→ EXERCISE INSTRUCTIONS: In the entries, find all lines that hold the word "public" and copy them.

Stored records
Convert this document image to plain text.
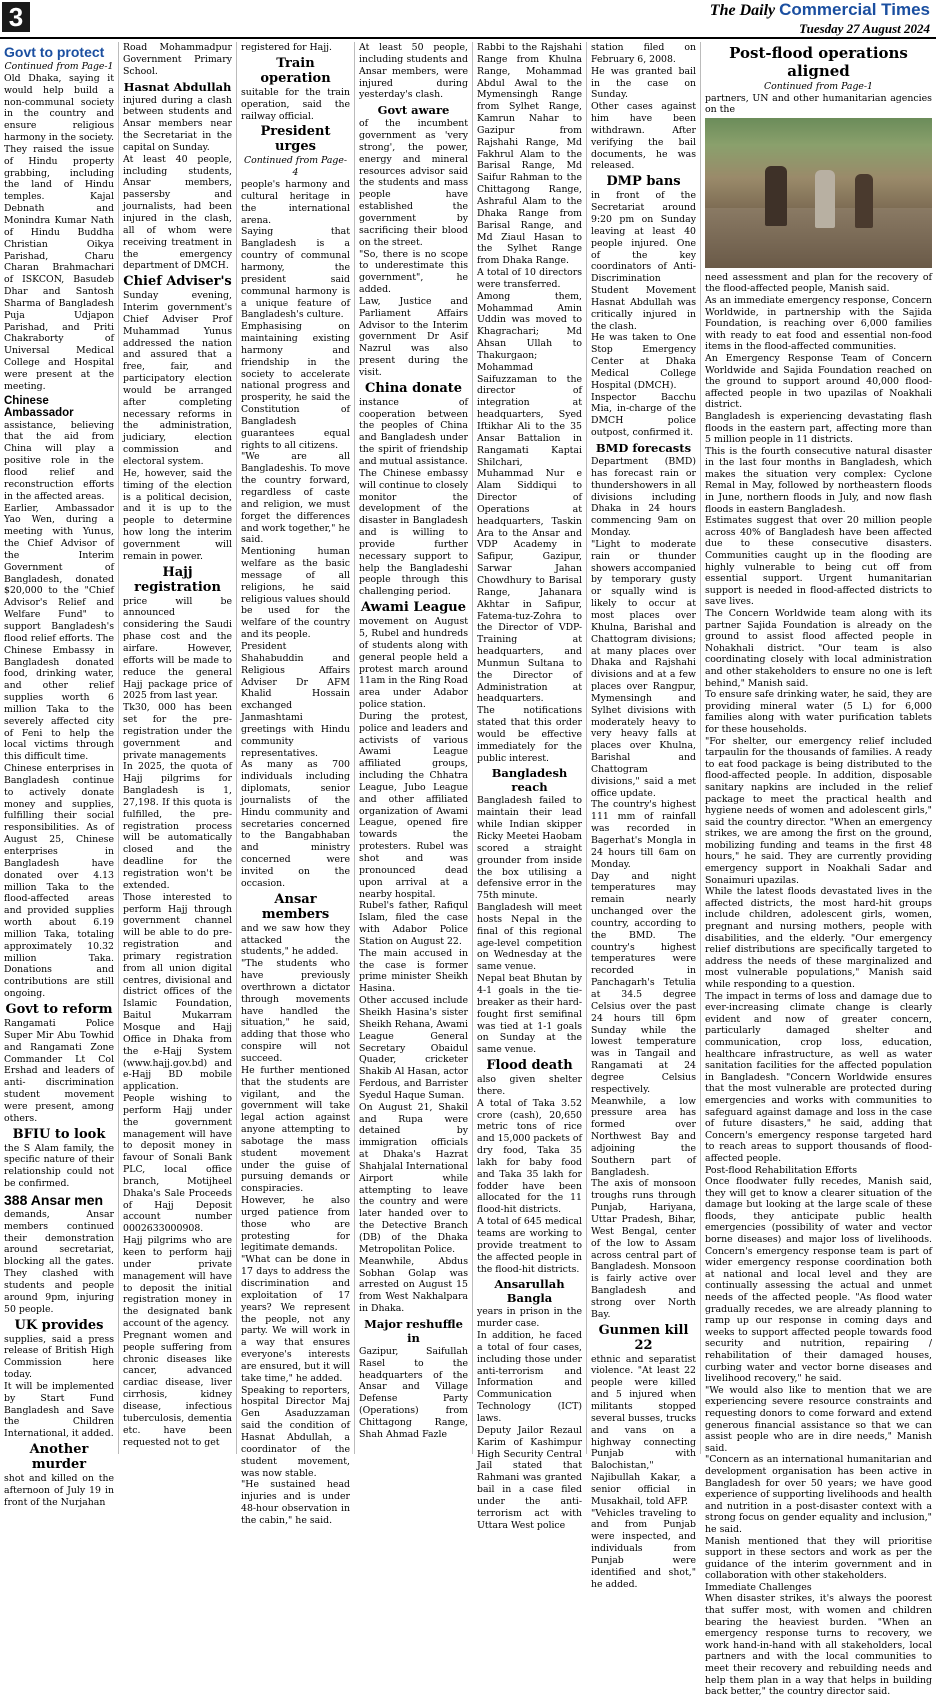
3	The Daily Commercial Times
Tuesday 27 August 2024
Govt to protect
Continued from Page-1

Old Dhaka, saying it would help build a non-communal society in the country and ensure religious harmony in the society. They raised the issue of Hindu property grabbing, including the land of Hindu temples. Kajal Debnath and Monindra Kumar Nath of Hindu Buddha Christian Oikya Parishad, Charu Charan Brahmachari of ISKCON, Basudeb Dhar and Santosh Sharma of Bangladesh Puja Udjapon Parishad, and Priti Chakraborty of Universal Medical College and Hospital were present at the meeting.

Chinese Ambassador

assistance, believing that the aid from China will play a positive role in the flood relief and reconstruction efforts in the affected areas.

Earlier, Ambassador Yao Wen, during a meeting with Yunus, the Chief Advisor of the Interim Government of Bangladesh, donated $20,000 to the "Chief Advisor's Relief and Welfare Fund" to support Bangladesh's flood relief efforts. The Chinese Embassy in Bangladesh donated food, drinking water, and other relief supplies worth 6 million Taka to the severely affected city of Feni to help the local victims through this difficult time.

Chinese enterprises in Bangladesh continue to actively donate money and supplies, fulfilling their social responsibilities. As of August 25, Chinese enterprises in Bangladesh have donated over 4.13 million Taka to the flood-affected areas and provided supplies worth about 6.19 million Taka, totaling approximately 10.32 million Taka. Donations and contributions are still ongoing.

Govt to reform

Rangamati Police Super Mir Abu Towhid and Rangamati Zone Commander Lt Col Ershad and leaders of anti- discrimination student movement were present, among others.

BFIU to look

the S Alam family, the specific nature of their relationship could not be confirmed.

388 Ansar men

demands, Ansar members continued their demonstration around secretariat, blocking all the gates. They clashed with students and people around 9pm, injuring 50 people.

UK provides

supplies, said a press release of British High Commission here today.

It will be implemented by Start Fund Bangladesh and Save the Children International, it added.

Another murder

shot and killed on the afternoon of July 19 in front of the Nurjahan

Road Mohammadpur Government Primary School.

Hasnat Abdullah

injured during a clash between students and Ansar members near the Secretariat in the capital on Sunday.

At least 40 people, including students, Ansar members, passersby and journalists, had been injured in the clash, all of whom were receiving treatment in the emergency department of DMCH.

Chief Adviser's

Sunday evening, Interim government's Chief Adviser Prof Muhammad Yunus addressed the nation and assured that a free, fair, and participatory election would be arranged after completing necessary reforms in the administration, judiciary, election commission and electoral system.

He, however, said the timing of the election is a political decision, and it is up to the people to determine how long the interim government will remain in power.

Hajj registration

price will be announced considering the Saudi phase cost and the airfare. However, efforts will be made to reduce the general Hajj package price of 2025 from last year.

Tk30, 000 has been set for the pre-registration under the government and private managements

In 2025, the quota of Hajj pilgrims for Bangladesh is 1, 27,198. If this quota is fulfilled, the pre-registration process will be automatically closed and the deadline for the registration won't be extended.

Those interested to perform Hajj through government channel will be able to do pre-registration and primary registration from all union digital centres, divisional and district offices of the Islamic Foundation, Baitul Mukarram Mosque and Hajj Office in Dhaka from the e-Hajj System (www.hajj.gov.bd) and e-Hajj BD mobile application.

People wishing to perform Hajj under the government management will have to deposit money in favour of Sonali Bank PLC, local office branch, Motijheel Dhaka's Sale Proceeds of Hajj Deposit account number 0002633000908.

Hajj pilgrims who are keen to perform hajj under private management will have to deposit the initial registration money in the designated bank account of the agency.

Pregnant women and people suffering from chronic diseases like cancer, advanced cardiac disease, liver cirrhosis, kidney disease, infectious tuberculosis, dementia etc. have been requested not to get

registered for Hajj.

Train operation

suitable for the train operation, said the railway official.

President urges
Continued from Page- 4

people's harmony and cultural heritage in the international arena.

Saying that Bangladesh is a country of communal harmony, the president said communal harmony is a unique feature of Bangladesh's culture.

Emphasising on maintaining existing harmony and friendship in the society to accelerate national progress and prosperity, he said the Constitution of Bangladesh guarantees equal rights to all citizens.

"We are all Bangladeshis. To move the country forward, regardless of caste and religion, we must forget the differences and work together," he said.

Mentioning human welfare as the basic message of all religions, he said religious values should be used for the welfare of the country and its people.

President Shahabuddin and Religious Affairs Adviser Dr AFM Khalid Hossain exchanged Janmashtami greetings with Hindu community representatives.

As many as 700 individuals including diplomats, senior journalists of the Hindu community and secretaries concerned to the Bangabhaban and ministry concerned were invited on the occasion.

Ansar members

and we saw how they attacked the students," he added.

"The students who have previously overthrown a dictator through movements have handled the situation," he said, adding that those who conspire will not succeed.

He further mentioned that the students are vigilant, and the government will take legal action against anyone attempting to sabotage the mass student movement under the guise of pursuing demands or conspiracies.

However, he also urged patience from those who are protesting for legitimate demands.

"What can be done in 17 days to address the discrimination and exploitation of 17 years? We represent the people, not any party. We will work in a way that ensures everyone's interests are ensured, but it will take time," he added.

Speaking to reporters, hospital Director Maj Gen Asaduzzaman said the condition of Hasnat Abdullah, a coordinator of the student movement, was now stable.

"He sustained head injuries and is under 48-hour observation in the cabin," he said.

At least 50 people, including students and Ansar members, were injured during yesterday's clash.

Govt aware

of the incumbent government as 'very strong', the power, energy and mineral resources advisor said the students and mass people have established the government by sacrificing their blood on the street.

"So, there is no scope to underestimate this government", he added.

Law, Justice and Parliament Affairs Advisor to the Interim government Dr Asif Nazrul was also present during the visit.

China donate

instance of cooperation between the peoples of China and Bangladesh under the spirit of friendship and mutual assistance.

The Chinese embassy will continue to closely monitor the development of the disaster in Bangladesh and is willing to provide further necessary support to help the Bangladeshi people through this challenging period.

Awami League

movement on August 5, Rubel and hundreds of students along with general people held a protest march around 11am in the Ring Road area under Adabor police station.

During the protest, police and leaders and activists of various Awami League affiliated groups, including the Chhatra League, Jubo League and other affiliated organization of Awami League, opened fire towards the protesters. Rubel was shot and was pronounced dead upon arrival at a nearby hospital.

Rubel's father, Rafiqul Islam, filed the case with Adabor Police Station on August 22.

The main accused in the case is former prime minister Sheikh Hasina.

Other accused include Sheikh Hasina's sister Sheikh Rehana, Awami League General Secretary Obaidul Quader, cricketer Shakib Al Hasan, actor Ferdous, and Barrister Syedul Haque Suman.

On August 21, Shakil and Rupa were detained by immigration officials at Dhaka's Hazrat Shahjalal International Airport while attempting to leave the country and were later handed over to the Detective Branch (DB) of the Dhaka Metropolitan Police.

Meanwhile, Abdus Sobhan Golap was arrested on August 15 from West Nakhalpara in Dhaka.

Major reshuffle in

Gazipur, Saifullah Rasel to the headquarters of the Ansar and Village Defense Party (Operations) from Chittagong Range, Shah Ahmad Fazle

Rabbi to the Rajshahi Range from Khulna Range, Mohammad Abdul Awal to the Mymensingh Range from Sylhet Range, Kamrun Nahar to Gazipur from Rajshahi Range, Md Fakhrul Alam to the Barisal Range, Md Saifur Rahman to the Chittagong Range, Ashraful Alam to the Dhaka Range from Barisal Range, and Md Ziaul Hasan to the Sylhet Range from Dhaka Range.

A total of 10 directors were transferred.

Among them, Mohammad Amin Uddin was moved to Khagrachari; Md Ahsan Ullah to Thakurgaon; Mohammad Saifuzzaman to the director of integration at headquarters, Syed Iftikhar Ali to the 35 Ansar Battalion in Rangamati Kaptai Shilchari, Muhammad Nur e Alam Siddiqui to Director of Operations at headquarters, Taskin Ara to the Ansar and VDP Academy in Safipur, Gazipur, Sarwar Jahan Chowdhury to Barisal Range, Jahanara Akhtar in Safipur, Fatema-tuz-Zohra to the Director of VDP-Training at headquarters, and Munmun Sultana to the Director of Administration at headquarters.

The notifications stated that this order would be effective immediately for the public interest.

Bangladesh reach

Bangladesh failed to maintain their lead while Indian skipper Ricky Meetei Haobam scored a straight grounder from inside the box utilising a defensive error in the 75th minute.

Bangladesh will meet hosts Nepal in the final of this regional age-level competition on Wednesday at the same venue.

Nepal beat Bhutan by 4-1 goals in the tie-breaker as their hard-fought first semifinal was tied at 1-1 goals on Sunday at the same venue.

Flood death

also given shelter there.

A total of Taka 3.52 crore (cash), 20,650 metric tons of rice and 15,000 packets of dry food, Taka 35 lakh for baby food and Taka 35 lakh for fodder have been allocated for the 11 flood-hit districts.

A total of 645 medical teams are working to provide treatment to the affected people in the flood-hit districts.

Ansarullah Bangla

years in prison in the murder case.

In addition, he faced a total of four cases, including those under anti-terrorism and Information and Communication Technology (ICT) laws.

Deputy Jailor Rezaul Karim of Kashimpur High Security Central Jail stated that Rahmani was granted bail in a case filed under the anti-terrorism act with Uttara West police

station filed on February 6, 2008.

He was granted bail in the case on Sunday.

Other cases against him have been withdrawn. After verifying the bail documents, he was released.

DMP bans

in front of the Secretariat around 9:20 pm on Sunday leaving at least 40 people injured. One of the key coordinators of Anti-Discrimination Student Movement Hasnat Abdullah was critically injured in the clash.

He was taken to One Stop Emergency Center at Dhaka Medical College Hospital (DMCH).

Inspector Bacchu Mia, in-charge of the DMCH police outpost, confirmed it.

BMD forecasts

Department (BMD) has forecast rain or thundershowers in all divisions including Dhaka in 24 hours commencing 9am on Monday.

"Light to moderate rain or thunder showers accompanied by temporary gusty or squally wind is likely to occur at most places over Khulna, Barishal and Chattogram divisions; at many places over Dhaka and Rajshahi divisions and at a few places over Rangpur, Mymensingh and Sylhet divisions with moderately heavy to very heavy falls at places over Khulna, Barishal and Chattogram divisions," said a met office update.

The country's highest 111 mm of rainfall was recorded in Bagerhat's Mongla in 24 hours till 6am on Monday.

Day and night temperatures may remain nearly unchanged over the country, according to the BMD. The country's highest temperatures were recorded in Panchagarh's Tetulia at 34.5 degree Celsius over the past 24 hours till 6pm Sunday while the lowest temperature was in Tangail and Rangamati at 24 degree Celsius respectively.

Meanwhile, a low pressure area has formed over Northwest Bay and adjoining the Southern part of Bangladesh.

The axis of monsoon troughs runs through Punjab, Hariyana, Uttar Pradesh, Bihar, West Bengal, center of the low to Assam across central part of Bangladesh. Monsoon is fairly active over Bangladesh and strong over North Bay.

Gunmen kill 22

ethnic and separatist violence. "At least 22 people were killed and 5 injured when militants stopped several busses, trucks and vans on a highway connecting Punjab with Balochistan," Najibullah Kakar, a senior official in Musakhail, told AFP.

"Vehicles traveling to and from Punjab were inspected, and individuals from Punjab were identified and shot," he added.

Post-flood operations aligned
Continued from Page-1

partners, UN and other humanitarian agencies on the

need assessment and plan for the recovery of the flood-affected people, Manish said.

As an immediate emergency response, Concern Worldwide, in partnership with the Sajida Foundation, is reaching over 6,000 families with ready to eat food and essential non-food items in the flood-affected communities.

An Emergency Response Team of Concern Worldwide and Sajida Foundation reached on the ground to support around 40,000 flood-affected people in two upazilas of Noakhali district.

Bangladesh is experiencing devastating flash floods in the eastern part, affecting more than 5 million people in 11 districts.

This is the fourth consecutive natural disaster in the last four months in Bangladesh, which makes the situation very complex: Cyclone Remal in May, followed by northeastern floods in June, northern floods in July, and now flash floods in eastern Bangladesh.

Estimates suggest that over 20 million people across 40% of Bangladesh have been affected due to these consecutive disasters. Communities caught up in the flooding are highly vulnerable to being cut off from essential support. Urgent humanitarian support is needed in flood-affected districts to save lives.

The Concern Worldwide team along with its partner Sajida Foundation is already on the ground to assist flood affected people in Nohakhali district. "Our team is also coordinating closely with local administration and other stakeholders to ensure no one is left behind," Manish said.

To ensure safe drinking water, he said, they are providing mineral water (5 L) for 6,000 families along with water purification tablets for these households.

"For shelter, our emergency relief included tarpaulin for the thousands of families. A ready to eat food package is being distributed to the flood-affected people. In addition, disposable sanitary napkins are included in the relief package to meet the practical health and hygiene needs of women and adolescent girls," said the country director. "When an emergency strikes, we are among the first on the ground, mobilizing funding and teams in the first 48 hours," he said. They are currently providing emergency support in Noakhali Sadar and Sonaimuri upazilas.

While the latest floods devastated lives in the affected districts, the most hard-hit groups include children, adolescent girls, women, pregnant and nursing mothers, people with disabilities, and the elderly. "Our emergency relief distributions are specifically targeted to address the needs of these marginalized and most vulnerable populations," Manish said while responding to a question.

The impact in terms of loss and damage due to ever-increasing climate change is clearly evident and now of greater concern, particularly damaged shelter and communication, crop loss, education, healthcare infrastructure, as well as water sanitation facilities for the affected population in Bangladesh. "Concern Worldwide ensures that the most vulnerable are protected during emergencies and works with communities to safeguard against damage and loss in the case of future disasters," he said, adding that Concern's emergency response targeted hard to reach areas to support thousands of flood-affected people.

Post-flood Rehabilitation Efforts

Once floodwater fully recedes, Manish said, they will get to know a clearer situation of the damage but looking at the large scale of these floods, they anticipate public health emergencies (possibility of water and vector borne diseases) and major loss of livelihoods. Concern's emergency response team is part of wider emergency response coordination both at national and local level and they are continually assessing the actual and unmet needs of the affected people. "As flood water gradually recedes, we are already planning to ramp up our response in coming days and weeks to support affected people towards food security and nutrition, repairing / rehabilitation of their damaged houses, curbing water and vector borne diseases and livelihood recovery," he said.

"We would also like to mention that we are experiencing severe resource constraints and requesting donors to come forward and extend generous financial assistance so that we can assist people who are in dire needs," Manish said.

"Concern as an international humanitarian and development organisation has been active in Bangladesh for over 50 years; we have good experience of supporting livelihoods and health and nutrition in a post-disaster context with a strong focus on gender equality and inclusion," he said.

Manish mentioned that they will prioritise support in these sectors and work as per the guidance of the interim government and in collaboration with other stakeholders.

Immediate Challenges

When disaster strikes, it's always the poorest that suffer most, with women and children bearing the heaviest burden. "When an emergency response turns to recovery, we work hand-in-hand with all stakeholders, local partners and with the local communities to meet their recovery and rebuilding needs and help them plan in a way that helps in building back better," the country director said.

→ ANSWER TO THIS TASK:
The notifications stated that this order would be effective immediately for the public interest.
Once floodwater fully recedes, Manish said, they will get to know a clearer situation of the damage but looking at the large scale of these floods, they anticipate public health emergencies (possibility of water and vector borne diseases) and major loss of livelihoods. Concern's emergency response team is part of wider emergency response coordination both at national and local level and they are continually assessing the actual and unmet needs of the affected people. "As flood water gradually recedes, we are already planning to ramp up our response in coming days and weeks to support affected people towards food security and nutrition, repairing / rehabilitation of their damaged houses, curbing water and vector borne diseases and livelihood recovery," he said.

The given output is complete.